Flávio Bolsonaro, Damares Alves e Magno Malta estão entre os “conservadores” de conveniência

Por Wagner Ferreira – Ano eleitoral e medo de perder votos entre as mulheres são alguns dos motivos para que o projeto de lei que criminaliza a misoginia tenha tido o apoio de todos os senadores, inclusive daqueles que se dizem conservadores e defensores da família tradicional.
Entre os mais destacados, está o pré-candidato a presidência, Flávio Bolsonaro (PL- RJ), Damares Alves (Republicanos-DF), Magno Malta (PL- ES), Eduardo Girão (Novo-CE) e Rogério Marinho (PL-RN).
A cobrança de parte dos eleitores desses parlamentares já é tão forte, que Damares Alves bloqueou os comentários em suas redes sociais logo após a aprovação do PL.

★ ★ ★ ★

Tarefas propostas —
(a) Reproduza, sem nenhuma alteração, o trecho do texto sobre o projeto que criminaliza a misoginia que vai de "A cobrança de" a "aprovação do PL.".
(b) Como prosseguiria o texto sobre o apoio dos senadores ao projeto que criminaliza a misoginia a partir do ponto em que ele termina?

★ ★ ★ ★

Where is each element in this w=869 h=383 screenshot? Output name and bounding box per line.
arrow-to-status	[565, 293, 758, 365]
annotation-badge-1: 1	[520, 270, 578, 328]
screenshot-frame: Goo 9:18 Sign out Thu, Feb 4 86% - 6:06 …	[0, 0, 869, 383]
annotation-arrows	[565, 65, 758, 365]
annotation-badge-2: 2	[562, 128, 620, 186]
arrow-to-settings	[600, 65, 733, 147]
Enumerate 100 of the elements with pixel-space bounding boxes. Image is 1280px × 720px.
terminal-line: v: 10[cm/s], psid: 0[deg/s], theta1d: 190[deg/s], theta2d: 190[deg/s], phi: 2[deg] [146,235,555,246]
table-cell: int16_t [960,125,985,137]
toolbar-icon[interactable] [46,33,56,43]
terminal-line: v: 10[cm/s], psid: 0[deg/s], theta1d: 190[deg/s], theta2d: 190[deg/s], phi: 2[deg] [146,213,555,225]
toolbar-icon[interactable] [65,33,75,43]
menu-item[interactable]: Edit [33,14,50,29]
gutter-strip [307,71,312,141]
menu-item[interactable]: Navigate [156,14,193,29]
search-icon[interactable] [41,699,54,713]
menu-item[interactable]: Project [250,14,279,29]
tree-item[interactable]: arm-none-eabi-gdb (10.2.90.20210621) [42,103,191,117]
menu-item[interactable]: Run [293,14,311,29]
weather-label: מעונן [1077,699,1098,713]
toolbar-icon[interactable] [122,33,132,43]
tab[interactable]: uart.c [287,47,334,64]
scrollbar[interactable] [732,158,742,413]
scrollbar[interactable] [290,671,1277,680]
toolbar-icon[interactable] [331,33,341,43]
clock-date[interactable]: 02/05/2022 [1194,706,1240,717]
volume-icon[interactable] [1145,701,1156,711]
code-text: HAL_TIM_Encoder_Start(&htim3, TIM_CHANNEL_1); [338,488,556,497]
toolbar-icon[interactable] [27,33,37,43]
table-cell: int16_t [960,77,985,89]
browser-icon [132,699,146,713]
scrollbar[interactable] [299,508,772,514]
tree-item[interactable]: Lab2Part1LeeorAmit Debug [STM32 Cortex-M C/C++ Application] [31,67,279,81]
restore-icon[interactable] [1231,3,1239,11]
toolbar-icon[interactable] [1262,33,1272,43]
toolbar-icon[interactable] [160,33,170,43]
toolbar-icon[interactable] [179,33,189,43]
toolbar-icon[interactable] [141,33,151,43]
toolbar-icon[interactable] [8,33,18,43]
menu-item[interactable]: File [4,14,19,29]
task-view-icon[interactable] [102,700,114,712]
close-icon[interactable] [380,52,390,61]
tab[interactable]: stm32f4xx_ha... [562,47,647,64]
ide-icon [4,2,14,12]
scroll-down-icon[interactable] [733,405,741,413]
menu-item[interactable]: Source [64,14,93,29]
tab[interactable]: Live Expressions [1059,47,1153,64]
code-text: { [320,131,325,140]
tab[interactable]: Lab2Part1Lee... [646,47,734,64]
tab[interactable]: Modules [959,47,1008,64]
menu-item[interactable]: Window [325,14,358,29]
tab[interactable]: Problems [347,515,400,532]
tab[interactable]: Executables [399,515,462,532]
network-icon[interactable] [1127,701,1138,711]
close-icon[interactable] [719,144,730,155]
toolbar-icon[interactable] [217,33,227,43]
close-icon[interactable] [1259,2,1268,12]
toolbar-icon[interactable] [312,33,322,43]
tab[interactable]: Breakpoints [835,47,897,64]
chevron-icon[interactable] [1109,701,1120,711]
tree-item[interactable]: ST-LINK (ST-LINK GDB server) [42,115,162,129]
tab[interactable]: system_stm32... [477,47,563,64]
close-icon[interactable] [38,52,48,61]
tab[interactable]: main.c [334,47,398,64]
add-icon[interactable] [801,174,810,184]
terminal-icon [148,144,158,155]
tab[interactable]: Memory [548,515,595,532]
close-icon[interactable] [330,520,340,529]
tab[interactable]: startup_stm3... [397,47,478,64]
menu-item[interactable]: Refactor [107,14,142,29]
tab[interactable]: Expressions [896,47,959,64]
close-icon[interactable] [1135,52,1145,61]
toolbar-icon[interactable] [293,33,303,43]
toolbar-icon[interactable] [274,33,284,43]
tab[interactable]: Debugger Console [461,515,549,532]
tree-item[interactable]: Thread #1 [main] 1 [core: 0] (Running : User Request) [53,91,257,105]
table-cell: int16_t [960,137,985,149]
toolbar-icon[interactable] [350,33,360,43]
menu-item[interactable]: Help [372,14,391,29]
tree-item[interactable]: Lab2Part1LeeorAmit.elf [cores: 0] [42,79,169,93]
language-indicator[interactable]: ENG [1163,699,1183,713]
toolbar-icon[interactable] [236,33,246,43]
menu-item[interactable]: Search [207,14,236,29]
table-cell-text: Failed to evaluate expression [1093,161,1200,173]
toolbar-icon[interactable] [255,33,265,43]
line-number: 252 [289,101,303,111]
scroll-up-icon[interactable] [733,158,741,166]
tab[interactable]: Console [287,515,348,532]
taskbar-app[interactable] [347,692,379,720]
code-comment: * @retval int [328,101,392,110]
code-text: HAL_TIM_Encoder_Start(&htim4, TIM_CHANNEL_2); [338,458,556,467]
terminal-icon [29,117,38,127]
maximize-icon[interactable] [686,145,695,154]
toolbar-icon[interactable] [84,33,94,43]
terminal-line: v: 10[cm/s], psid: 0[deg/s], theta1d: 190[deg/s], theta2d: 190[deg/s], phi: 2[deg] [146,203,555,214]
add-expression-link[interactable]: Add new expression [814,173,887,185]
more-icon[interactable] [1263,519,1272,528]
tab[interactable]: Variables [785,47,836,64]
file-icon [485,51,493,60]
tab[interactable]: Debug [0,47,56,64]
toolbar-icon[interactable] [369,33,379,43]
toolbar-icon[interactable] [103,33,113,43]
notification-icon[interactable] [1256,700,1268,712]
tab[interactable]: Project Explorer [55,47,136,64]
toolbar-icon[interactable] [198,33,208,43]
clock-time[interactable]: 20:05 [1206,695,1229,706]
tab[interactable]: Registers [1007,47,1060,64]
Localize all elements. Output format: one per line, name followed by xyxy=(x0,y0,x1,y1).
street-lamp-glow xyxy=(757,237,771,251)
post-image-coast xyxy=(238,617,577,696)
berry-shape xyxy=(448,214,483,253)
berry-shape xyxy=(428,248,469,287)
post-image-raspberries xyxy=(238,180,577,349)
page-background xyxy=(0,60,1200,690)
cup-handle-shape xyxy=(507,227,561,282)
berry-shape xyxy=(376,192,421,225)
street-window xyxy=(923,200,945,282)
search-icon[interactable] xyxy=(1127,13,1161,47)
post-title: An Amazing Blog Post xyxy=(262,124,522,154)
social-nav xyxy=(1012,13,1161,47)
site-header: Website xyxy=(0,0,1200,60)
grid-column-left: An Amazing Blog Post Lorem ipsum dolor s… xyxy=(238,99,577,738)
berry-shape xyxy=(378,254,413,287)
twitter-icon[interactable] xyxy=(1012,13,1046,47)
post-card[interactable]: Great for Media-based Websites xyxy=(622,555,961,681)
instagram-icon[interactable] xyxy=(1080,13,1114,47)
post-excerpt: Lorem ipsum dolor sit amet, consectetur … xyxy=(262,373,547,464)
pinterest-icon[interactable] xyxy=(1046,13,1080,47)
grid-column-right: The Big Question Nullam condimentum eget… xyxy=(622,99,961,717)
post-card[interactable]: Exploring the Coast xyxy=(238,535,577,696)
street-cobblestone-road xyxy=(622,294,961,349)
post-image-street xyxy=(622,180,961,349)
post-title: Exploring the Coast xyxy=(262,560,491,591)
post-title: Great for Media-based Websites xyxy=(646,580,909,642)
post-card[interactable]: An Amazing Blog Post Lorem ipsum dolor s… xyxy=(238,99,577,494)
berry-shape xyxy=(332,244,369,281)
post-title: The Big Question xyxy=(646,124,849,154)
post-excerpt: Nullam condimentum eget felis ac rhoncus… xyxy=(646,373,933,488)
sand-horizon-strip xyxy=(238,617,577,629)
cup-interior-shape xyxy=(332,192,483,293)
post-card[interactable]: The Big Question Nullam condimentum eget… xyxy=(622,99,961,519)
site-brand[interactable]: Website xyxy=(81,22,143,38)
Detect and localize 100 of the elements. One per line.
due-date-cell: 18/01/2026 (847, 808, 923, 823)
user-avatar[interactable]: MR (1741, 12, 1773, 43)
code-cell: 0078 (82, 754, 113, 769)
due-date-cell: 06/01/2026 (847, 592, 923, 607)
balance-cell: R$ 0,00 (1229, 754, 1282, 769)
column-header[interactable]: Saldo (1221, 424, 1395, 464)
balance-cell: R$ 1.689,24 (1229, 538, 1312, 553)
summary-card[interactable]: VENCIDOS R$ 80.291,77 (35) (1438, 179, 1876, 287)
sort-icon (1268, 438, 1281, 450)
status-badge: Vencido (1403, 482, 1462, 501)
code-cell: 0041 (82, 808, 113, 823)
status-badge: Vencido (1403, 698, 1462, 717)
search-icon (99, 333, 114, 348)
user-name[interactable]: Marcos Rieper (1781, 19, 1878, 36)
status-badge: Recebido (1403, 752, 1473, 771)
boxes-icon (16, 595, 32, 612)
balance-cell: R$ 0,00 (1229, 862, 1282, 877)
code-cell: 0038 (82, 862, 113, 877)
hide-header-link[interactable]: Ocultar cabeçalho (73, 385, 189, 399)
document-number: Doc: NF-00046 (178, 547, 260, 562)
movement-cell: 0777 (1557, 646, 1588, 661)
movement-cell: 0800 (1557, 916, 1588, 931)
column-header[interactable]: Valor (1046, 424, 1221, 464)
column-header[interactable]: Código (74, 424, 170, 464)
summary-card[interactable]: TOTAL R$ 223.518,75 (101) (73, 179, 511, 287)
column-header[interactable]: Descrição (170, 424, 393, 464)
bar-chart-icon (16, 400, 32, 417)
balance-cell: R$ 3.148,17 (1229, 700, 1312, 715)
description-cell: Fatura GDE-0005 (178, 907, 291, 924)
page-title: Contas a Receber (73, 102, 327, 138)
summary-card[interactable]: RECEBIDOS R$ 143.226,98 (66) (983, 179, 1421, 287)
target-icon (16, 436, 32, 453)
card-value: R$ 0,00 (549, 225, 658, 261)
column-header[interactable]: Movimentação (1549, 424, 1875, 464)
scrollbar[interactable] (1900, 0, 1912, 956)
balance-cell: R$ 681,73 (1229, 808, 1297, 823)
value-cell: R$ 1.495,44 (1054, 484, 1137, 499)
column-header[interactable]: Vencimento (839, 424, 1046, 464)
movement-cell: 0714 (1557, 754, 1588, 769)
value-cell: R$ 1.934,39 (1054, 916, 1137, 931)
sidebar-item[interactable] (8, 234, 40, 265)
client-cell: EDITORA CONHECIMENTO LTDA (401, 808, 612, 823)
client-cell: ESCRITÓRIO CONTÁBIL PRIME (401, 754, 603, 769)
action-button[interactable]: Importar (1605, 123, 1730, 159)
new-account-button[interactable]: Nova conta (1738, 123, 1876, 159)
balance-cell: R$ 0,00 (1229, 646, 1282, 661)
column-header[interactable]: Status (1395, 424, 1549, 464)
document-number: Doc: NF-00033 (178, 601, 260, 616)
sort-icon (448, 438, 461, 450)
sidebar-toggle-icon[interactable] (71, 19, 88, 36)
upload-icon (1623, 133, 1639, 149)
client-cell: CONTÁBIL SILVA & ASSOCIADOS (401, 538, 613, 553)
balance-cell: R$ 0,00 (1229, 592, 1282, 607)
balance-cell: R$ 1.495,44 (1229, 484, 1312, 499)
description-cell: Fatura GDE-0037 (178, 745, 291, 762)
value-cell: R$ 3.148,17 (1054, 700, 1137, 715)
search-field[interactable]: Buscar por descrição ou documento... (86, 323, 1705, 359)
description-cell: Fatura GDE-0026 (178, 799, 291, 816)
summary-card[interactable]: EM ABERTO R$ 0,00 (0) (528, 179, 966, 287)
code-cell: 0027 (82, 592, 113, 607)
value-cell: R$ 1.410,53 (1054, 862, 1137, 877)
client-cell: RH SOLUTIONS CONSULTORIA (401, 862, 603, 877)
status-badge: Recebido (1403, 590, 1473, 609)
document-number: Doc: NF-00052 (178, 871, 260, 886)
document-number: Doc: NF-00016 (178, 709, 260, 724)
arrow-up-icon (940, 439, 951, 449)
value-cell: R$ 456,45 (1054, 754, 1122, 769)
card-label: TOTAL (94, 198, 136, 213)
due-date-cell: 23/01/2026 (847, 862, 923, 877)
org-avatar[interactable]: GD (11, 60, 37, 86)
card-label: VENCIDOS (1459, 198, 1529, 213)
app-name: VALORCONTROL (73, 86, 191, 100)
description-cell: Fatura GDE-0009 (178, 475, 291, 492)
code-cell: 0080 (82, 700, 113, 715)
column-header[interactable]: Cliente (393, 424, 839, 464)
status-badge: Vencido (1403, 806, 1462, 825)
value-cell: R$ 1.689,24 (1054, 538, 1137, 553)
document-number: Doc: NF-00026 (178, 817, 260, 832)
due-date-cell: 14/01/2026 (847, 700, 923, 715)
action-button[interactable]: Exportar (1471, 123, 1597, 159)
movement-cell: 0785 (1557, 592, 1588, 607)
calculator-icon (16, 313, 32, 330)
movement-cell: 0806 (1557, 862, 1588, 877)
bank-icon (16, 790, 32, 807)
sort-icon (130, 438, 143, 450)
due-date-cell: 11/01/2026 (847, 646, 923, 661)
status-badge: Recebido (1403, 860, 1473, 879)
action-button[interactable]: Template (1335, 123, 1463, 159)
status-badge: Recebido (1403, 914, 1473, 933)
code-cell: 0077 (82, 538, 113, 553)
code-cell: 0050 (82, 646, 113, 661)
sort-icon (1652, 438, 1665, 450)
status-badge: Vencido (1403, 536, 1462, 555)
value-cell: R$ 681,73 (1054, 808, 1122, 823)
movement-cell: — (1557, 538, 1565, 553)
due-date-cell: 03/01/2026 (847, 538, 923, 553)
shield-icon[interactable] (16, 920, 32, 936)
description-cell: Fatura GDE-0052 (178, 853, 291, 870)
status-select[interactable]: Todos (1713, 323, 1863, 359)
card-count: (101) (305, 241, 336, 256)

★ ★ ★ ★

Lista de respostas —
(a)
A cobrança de parte dos eleitores desses parlamentares já é tão forte, que Damares Alves bloqueou os comentários em suas redes sociais logo após a aprovação do PL.

(b)
Ela, juntamente com Magno Malta, são os senadores que mais têm votado com os novos colegas da esquerda. Em janeiro, a dobradinha fez campanha na Câmara para que a lei de alienação parental fosse revogada na CCJ, e foi.
A lei é a única que ampara pais que são afastados por mães alienadoras, mas está prestes a ser revogada com o apoio de parlamentares que preferem seguir a mesma linha populista da esquerda e do centrão.
PL da Misoginia – O projeto aprovado altera a Lei do Racismo (Lei 7.716, de 1989) para incluir a misoginia entre os crimes de discriminação e preconceito. O texto define misoginia como atitudes que expressem ódio ou aversão às mulheres e inclui a “condição de mulher” entre os critérios de interpretação da lei, ao lado de cor, etnia, religião e procedência.
Pela proposta, aprovada por 67 votos a favor e nenhum contrário, essas condutas passam a ser inafiançáveis e imprescritíveis, com pena de dois a cinco anos de prisão, além de multa. A matéria segue agora para análise da Câmara dos Deputados.